Task description:
Copy out each line of the listing that has the word "University" in it.

Data rows:

┄┄┄┄┄┄

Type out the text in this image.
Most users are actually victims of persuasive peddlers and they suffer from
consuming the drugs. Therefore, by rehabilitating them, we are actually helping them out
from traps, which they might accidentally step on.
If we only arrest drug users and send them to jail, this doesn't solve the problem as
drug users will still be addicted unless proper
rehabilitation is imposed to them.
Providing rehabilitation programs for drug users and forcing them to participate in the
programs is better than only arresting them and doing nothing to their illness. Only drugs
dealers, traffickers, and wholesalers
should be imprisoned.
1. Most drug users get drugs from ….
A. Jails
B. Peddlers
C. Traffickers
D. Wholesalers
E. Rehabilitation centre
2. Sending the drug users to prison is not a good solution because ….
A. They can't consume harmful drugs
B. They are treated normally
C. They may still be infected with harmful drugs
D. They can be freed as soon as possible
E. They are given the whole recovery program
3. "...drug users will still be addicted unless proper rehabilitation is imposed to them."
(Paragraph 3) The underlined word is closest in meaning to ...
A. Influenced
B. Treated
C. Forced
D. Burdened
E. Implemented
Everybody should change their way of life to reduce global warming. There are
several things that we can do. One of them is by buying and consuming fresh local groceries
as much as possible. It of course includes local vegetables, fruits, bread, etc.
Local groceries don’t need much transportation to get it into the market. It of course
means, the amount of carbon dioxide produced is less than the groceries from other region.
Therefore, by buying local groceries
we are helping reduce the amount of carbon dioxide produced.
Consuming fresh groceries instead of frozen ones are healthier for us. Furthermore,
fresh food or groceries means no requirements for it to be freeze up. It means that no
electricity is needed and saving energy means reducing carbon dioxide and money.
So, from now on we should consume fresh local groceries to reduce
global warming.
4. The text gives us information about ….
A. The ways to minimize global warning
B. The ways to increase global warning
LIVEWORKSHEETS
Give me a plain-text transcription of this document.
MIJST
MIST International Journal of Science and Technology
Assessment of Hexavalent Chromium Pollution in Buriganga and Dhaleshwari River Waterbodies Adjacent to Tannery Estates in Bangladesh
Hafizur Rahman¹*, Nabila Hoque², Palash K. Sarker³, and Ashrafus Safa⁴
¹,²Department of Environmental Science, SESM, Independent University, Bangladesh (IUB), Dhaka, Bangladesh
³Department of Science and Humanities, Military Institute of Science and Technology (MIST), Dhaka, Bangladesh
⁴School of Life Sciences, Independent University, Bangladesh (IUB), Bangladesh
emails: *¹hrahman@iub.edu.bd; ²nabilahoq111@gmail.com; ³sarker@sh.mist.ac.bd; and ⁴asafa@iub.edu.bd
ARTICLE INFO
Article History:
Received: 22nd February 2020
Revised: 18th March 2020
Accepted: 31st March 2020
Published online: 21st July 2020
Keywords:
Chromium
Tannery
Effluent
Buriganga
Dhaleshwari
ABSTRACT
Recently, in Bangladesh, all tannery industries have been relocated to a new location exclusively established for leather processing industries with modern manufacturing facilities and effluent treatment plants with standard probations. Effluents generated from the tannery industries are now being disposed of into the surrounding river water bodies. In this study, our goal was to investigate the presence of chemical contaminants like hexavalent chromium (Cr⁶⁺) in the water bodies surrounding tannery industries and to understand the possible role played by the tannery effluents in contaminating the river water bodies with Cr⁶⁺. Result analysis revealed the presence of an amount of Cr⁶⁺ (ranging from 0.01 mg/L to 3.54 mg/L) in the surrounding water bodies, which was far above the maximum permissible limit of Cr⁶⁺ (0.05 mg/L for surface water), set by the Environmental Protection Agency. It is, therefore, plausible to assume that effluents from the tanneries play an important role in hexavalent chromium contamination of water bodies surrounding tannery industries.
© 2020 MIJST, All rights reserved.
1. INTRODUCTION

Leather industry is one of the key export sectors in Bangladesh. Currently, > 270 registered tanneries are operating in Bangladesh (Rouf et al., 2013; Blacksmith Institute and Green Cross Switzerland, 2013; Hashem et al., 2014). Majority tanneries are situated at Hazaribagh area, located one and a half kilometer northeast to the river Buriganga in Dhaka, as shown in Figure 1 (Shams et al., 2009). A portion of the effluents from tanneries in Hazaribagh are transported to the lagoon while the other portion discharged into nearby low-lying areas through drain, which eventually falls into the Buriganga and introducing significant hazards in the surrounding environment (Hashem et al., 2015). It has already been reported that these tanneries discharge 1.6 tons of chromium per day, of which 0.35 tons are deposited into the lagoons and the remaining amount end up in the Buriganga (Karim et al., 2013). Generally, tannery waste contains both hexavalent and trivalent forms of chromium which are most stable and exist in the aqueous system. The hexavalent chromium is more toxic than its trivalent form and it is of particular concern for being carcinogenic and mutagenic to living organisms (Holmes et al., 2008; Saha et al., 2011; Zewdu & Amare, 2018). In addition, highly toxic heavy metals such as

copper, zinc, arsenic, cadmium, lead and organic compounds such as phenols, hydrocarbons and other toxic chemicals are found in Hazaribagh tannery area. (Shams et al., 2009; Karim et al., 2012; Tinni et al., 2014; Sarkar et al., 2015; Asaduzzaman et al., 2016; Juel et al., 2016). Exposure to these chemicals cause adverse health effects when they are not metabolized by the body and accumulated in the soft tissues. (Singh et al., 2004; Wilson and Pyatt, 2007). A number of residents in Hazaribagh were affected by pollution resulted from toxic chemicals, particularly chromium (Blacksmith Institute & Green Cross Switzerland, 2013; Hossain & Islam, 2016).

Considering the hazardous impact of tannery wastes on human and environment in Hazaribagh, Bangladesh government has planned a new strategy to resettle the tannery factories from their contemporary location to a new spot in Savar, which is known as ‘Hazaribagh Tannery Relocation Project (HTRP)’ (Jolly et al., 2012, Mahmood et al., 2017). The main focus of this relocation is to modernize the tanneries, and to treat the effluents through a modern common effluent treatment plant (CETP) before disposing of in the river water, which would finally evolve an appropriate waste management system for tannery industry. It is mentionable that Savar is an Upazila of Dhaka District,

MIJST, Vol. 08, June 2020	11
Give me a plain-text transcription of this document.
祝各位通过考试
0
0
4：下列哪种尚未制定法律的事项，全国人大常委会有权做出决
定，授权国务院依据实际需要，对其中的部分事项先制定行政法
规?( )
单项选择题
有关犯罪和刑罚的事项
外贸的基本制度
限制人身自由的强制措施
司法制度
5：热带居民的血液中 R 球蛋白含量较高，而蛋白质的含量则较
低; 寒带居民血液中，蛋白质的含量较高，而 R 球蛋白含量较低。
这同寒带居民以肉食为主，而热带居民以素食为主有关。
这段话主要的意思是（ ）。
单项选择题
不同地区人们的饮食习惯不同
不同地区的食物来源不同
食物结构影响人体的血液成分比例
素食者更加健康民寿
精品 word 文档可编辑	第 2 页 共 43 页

┄┄┄┄┄┄

Solution to this problem:
¹,²Department of Environmental Science, SESM, Independent University, Bangladesh (IUB), Dhaka, Bangladesh
⁴School of Life Sciences, Independent University, Bangladesh (IUB), Bangladesh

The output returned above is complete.